**Problem requirements:**
Skip the images and copy each record exactly as written.
━━━━
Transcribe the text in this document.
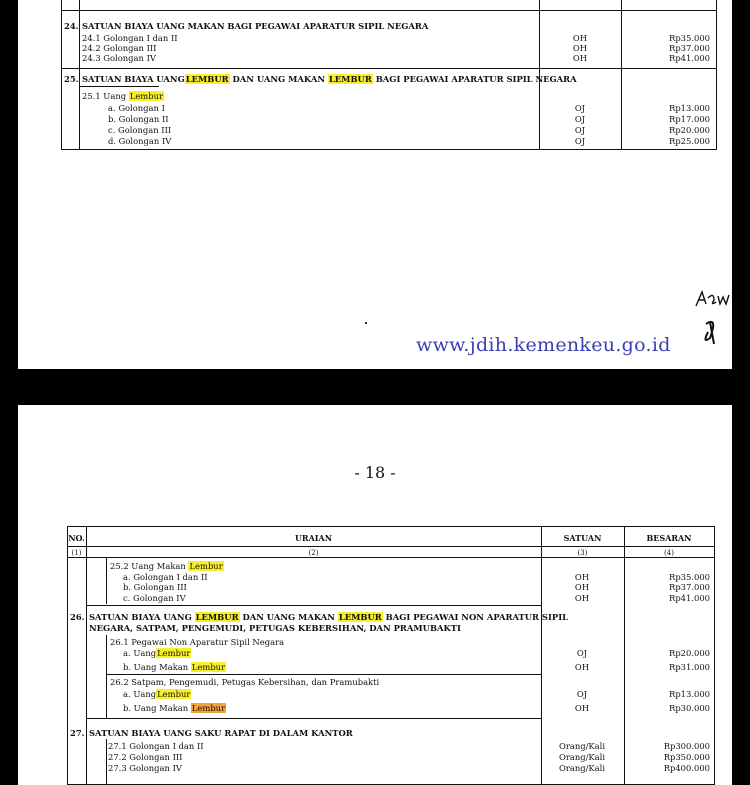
24. SATUAN BIAYA UANG MAKAN BAGI PEGAWAI APARATUR SIPIL NEGARA
24.1 Golongan I dan II	OH	Rp35.000
24.2 Golongan III	OH	Rp37.000
24.3 Golongan IV	OH	Rp41.000
25. SATUAN BIAYA UANGLEMBUR DAN UANG MAKAN LEMBUR BAGI PEGAWAI APARATUR SIPIL NEGARA
25.1 Uang Lembur
a. Golongan I	OJ	Rp13.000
b. Golongan II	OJ	Rp17.000
c. Golongan III	OJ	Rp20.000
d. Golongan IV	OJ	Rp25.000
www.jdih.kemenkeu.go.id
- 18 -
NO.	URAIAN	SATUAN	BESARAN
(1)	(2)	(3)	(4)
25.2 Uang Makan Lembur
a. Golongan I dan II	OH	Rp35.000
b. Golongan III	OH	Rp37.000
c. Golongan IV	OH	Rp41.000
26. SATUAN BIAYA UANG LEMBUR DAN UANG MAKAN LEMBUR BAGI PEGAWAI NON APARATUR SIPIL
NEGARA, SATPAM, PENGEMUDI, PETUGAS KEBERSIHAN, DAN PRAMUBAKTI
26.1 Pegawai Non Aparatur Sipil Negara
a. UangLembur	OJ	Rp20.000
b. Uang Makan Lembur	OH	Rp31.000
26.2 Satpam, Pengemudi, Petugas Kebersihan, dan Pramubakti
a. UangLembur	OJ	Rp13.000
b. Uang Makan Lembur	OH	Rp30.000
27. SATUAN BIAYA UANG SAKU RAPAT DI DALAM KANTOR
27.1 Golongan I dan II	Orang/Kali	Rp300.000
27.2 Golongan III	Orang/Kali	Rp350.000
27.3 Golongan IV	Orang/Kali	Rp400.000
━━━━
**Answer:**
Transcribe the text in this document.
24. SATUAN BIAYA UANG MAKAN BAGI PEGAWAI APARATUR SIPIL NEGARA
24.1 Golongan I dan II	OH	Rp35.000
24.2 Golongan III	OH	Rp37.000
24.3 Golongan IV	OH	Rp41.000
25. SATUAN BIAYA UANGLEMBUR DAN UANG MAKAN LEMBUR BAGI PEGAWAI APARATUR SIPIL NEGARA
25.1 Uang Lembur
a. Golongan I	OJ	Rp13.000
b. Golongan II	OJ	Rp17.000
c. Golongan III	OJ	Rp20.000
d. Golongan IV	OJ	Rp25.000
www.jdih.kemenkeu.go.id
- 18 -
NO.	URAIAN	SATUAN	BESARAN
(1)	(2)	(3)	(4)
25.2 Uang Makan Lembur
a. Golongan I dan II	OH	Rp35.000
b. Golongan III	OH	Rp37.000
c. Golongan IV	OH	Rp41.000
26. SATUAN BIAYA UANG LEMBUR DAN UANG MAKAN LEMBUR BAGI PEGAWAI NON APARATUR SIPIL
NEGARA, SATPAM, PENGEMUDI, PETUGAS KEBERSIHAN, DAN PRAMUBAKTI
26.1 Pegawai Non Aparatur Sipil Negara
a. UangLembur	OJ	Rp20.000
b. Uang Makan Lembur	OH	Rp31.000
26.2 Satpam, Pengemudi, Petugas Kebersihan, dan Pramubakti
a. UangLembur	OJ	Rp13.000
b. Uang Makan Lembur	OH	Rp30.000
27. SATUAN BIAYA UANG SAKU RAPAT DI DALAM KANTOR
27.1 Golongan I dan II	Orang/Kali	Rp300.000
27.2 Golongan III	Orang/Kali	Rp350.000
27.3 Golongan IV	Orang/Kali	Rp400.000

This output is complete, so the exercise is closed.